Kutipan Dokumen.
————

STRATEGI PEMASARAN PRODUK KAYU LAPIS (PLYWOOD) INDONESIA DI PASAR INTERNASIONAL

| Minggu, 27 Oktober 2013
STRATEGI PEMASARAN PRODUK KAYU LAPIS (PLYWOOD) INDONESIA
DI PASAR INTERNASIONAL

                                                                                                                                                         I.            PENDAHULUAN

A.            TEORI KEUNGGULAN KOMPARATIF (DAVID RICARDO)
Teori keunggulan komparatif merupakan teori yang dikemukakan oleh David Ricardo dalam bukunya yang berjudul “Principles of Political Economy and Taxation” tahun 1817. Ia berpendapat bahwa keunggulan komparatif akan tercapai jika suatu negara mampu memproduksi barang dan jasa lebih banyak dengan biaya yang lebih murah daripada negara lainnya. Menurut teori ini setiap negara akan cenderung untuk melakukan spesialisasi dan mengekspor barang-barang produksinya yang memiliki keunggulan komparatif. Konsep keunggulan komparatif merupakan konsep yang lebih realistik dan banyak terdapat dalam bisnis Internasional. Yaitu suatu keadaan di mana suatu negara memiliki kemampuan/keunggulan yang lebih tinggi untuk menawarkan produk tersebut dibandingkan dengan negara lain. Kemampuan yang lebih tinggi dalam menawarkan suatu produk itu dapat diwujudkan dalam berbagai bentuk yaitu :
a. Ongkos atau harga penawaran yang lebih rendah.

————

Data yang Diberikan.
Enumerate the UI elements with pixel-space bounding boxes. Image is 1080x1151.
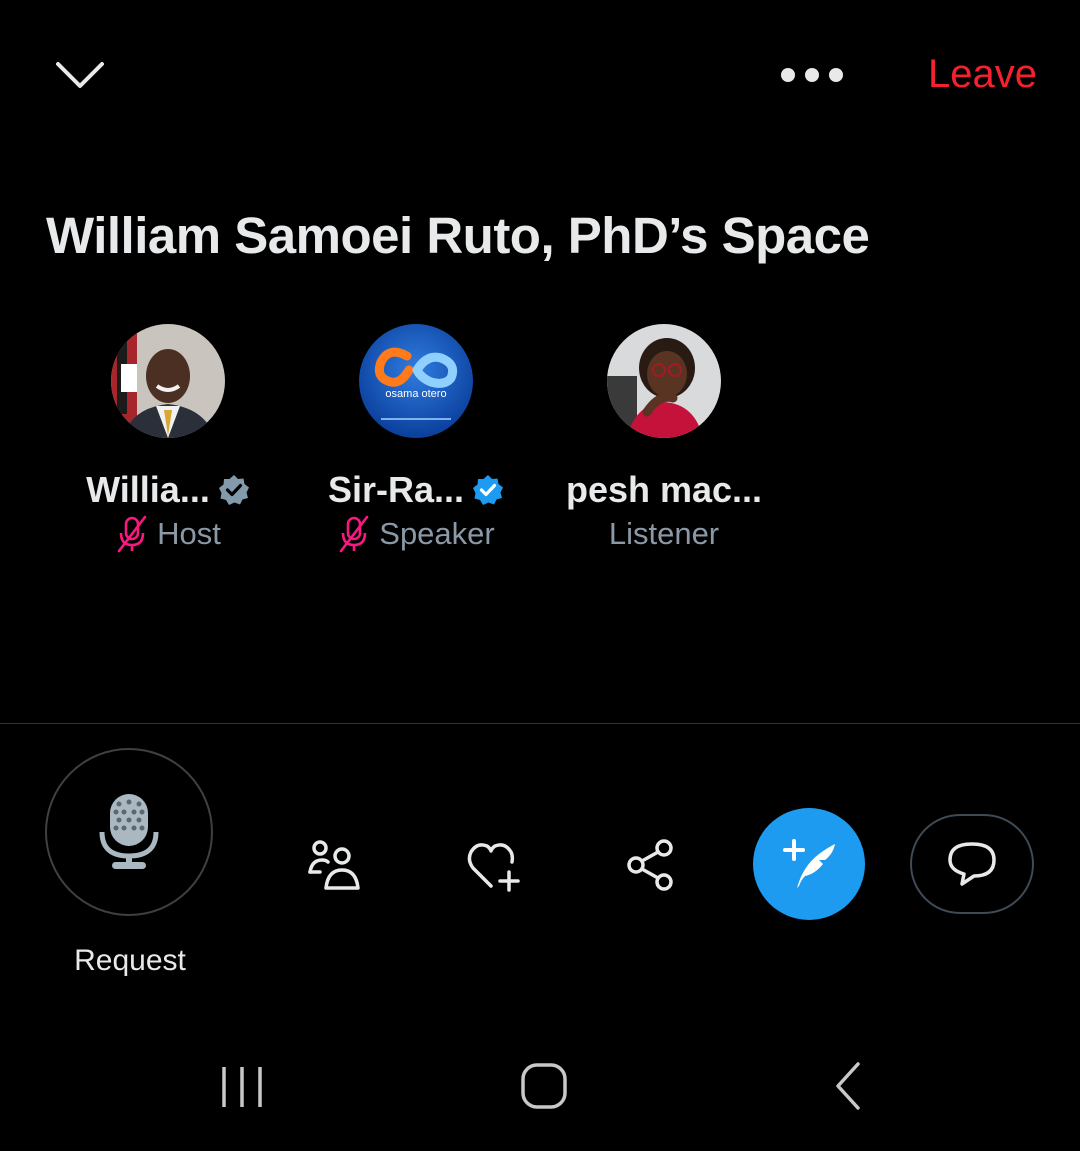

————

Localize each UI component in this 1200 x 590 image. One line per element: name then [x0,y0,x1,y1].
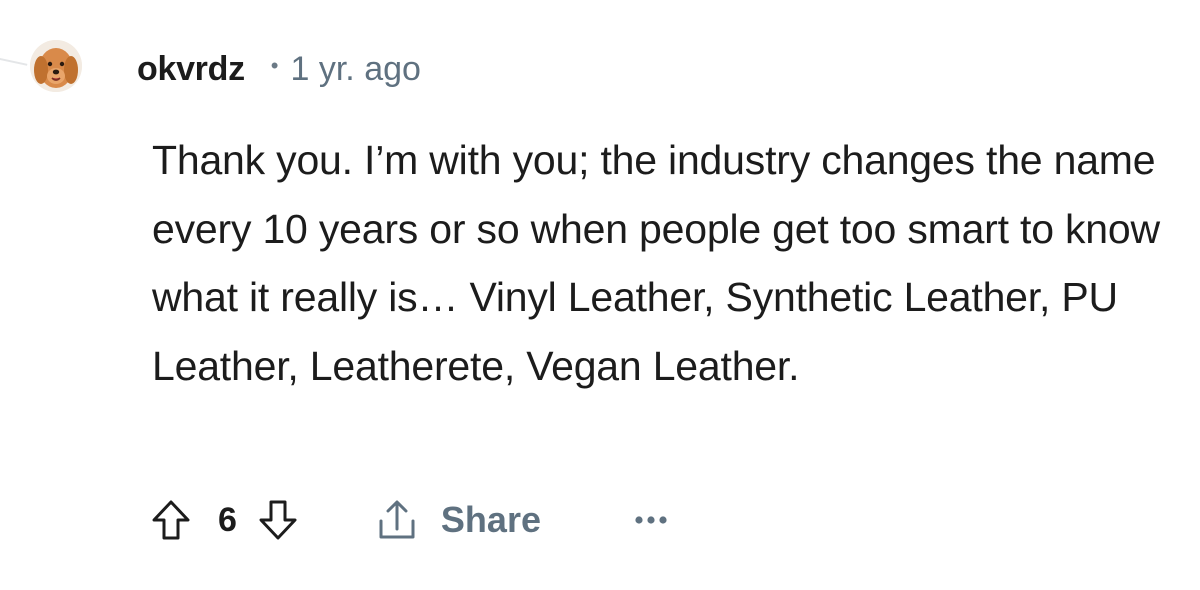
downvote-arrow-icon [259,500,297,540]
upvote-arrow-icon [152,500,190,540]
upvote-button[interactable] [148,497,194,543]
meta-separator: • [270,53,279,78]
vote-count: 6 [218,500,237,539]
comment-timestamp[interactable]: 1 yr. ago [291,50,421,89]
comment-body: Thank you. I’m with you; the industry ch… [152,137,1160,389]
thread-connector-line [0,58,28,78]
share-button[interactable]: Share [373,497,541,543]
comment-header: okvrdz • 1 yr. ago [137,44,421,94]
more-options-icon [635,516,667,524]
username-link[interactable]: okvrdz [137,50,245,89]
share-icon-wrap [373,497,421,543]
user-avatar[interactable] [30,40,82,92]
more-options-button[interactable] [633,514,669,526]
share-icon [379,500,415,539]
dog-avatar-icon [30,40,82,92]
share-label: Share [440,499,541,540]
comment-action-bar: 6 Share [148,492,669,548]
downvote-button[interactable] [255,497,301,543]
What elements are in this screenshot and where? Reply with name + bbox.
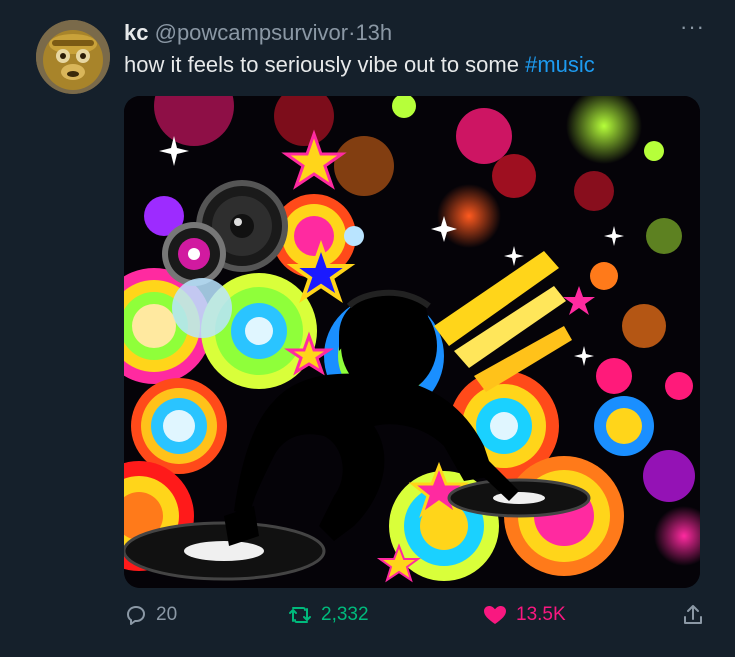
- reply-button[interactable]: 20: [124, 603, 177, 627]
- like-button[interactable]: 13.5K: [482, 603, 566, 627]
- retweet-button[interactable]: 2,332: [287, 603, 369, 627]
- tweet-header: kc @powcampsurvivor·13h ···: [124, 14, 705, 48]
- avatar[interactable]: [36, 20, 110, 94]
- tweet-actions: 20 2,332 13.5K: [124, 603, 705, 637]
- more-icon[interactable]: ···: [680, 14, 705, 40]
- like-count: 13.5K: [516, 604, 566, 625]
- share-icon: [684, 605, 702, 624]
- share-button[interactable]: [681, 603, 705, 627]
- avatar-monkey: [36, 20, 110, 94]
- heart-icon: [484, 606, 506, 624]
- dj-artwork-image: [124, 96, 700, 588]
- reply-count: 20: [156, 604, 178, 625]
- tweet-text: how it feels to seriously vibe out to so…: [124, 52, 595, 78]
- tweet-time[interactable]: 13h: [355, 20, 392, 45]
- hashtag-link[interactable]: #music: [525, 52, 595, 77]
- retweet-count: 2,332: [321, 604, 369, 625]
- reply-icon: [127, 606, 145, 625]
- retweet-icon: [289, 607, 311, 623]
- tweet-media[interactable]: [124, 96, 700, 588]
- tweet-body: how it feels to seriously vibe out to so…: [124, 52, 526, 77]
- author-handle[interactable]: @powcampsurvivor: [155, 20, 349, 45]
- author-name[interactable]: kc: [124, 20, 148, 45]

————

Bagian Latihan.
**a.** Bisakah Anda mengembalikan bagian teks tentang pemasaran kayu lapis dari "I.            PENDAH" sampai "KOMPARATIF (DAVID RICARDO)" tanpa mengubah satu kata pun?
**b.** Bisakah Anda melanjutkan teks tentang pemasaran kayu lapis setelah baris terakhir yang tercantum?

Hasil Tiap Tugas.
**a.**
I.            PENDAHULUAN

A.            TEORI KEUNGGULAN KOMPARATIF (DAVID RICARDO)

**b.**
b. Mutu yang lebih unggul meskipun harganya lebih mahal.
c. Kontinuitas penyediaan (Supply) yang lebih baik.
d. Stabilitas hubungan bisnis maupun politik yang baik.
e. Tersedianya fasilitas penunjang yang lebih baik misalnya fasilitas latihan maupun transportasi.
Contohnya Jepang dan Amerika Serikat memiliki keunggulan komparatif dalam penguasaan teknologi canggih, sebaliknya Indonesia dan Vietnam memiliki keunggulan komparatif dalam upah kerja yang relatif jauh lebih murah. Perusahaan-perusahaan Jepang dan Amerika Serikat lebih cocok jika berusaha di industri pada modal (misalnya industri otomotif, industri barang-barang elektronik, dan sebagainya). Sementara itu, perusahaan-perusahaan di Indonesia dan Vietnam akan lebih tepat jika berusaha di industri padat karya (misalnya industri sepatu, tekstil, garmen, dan sebagainya).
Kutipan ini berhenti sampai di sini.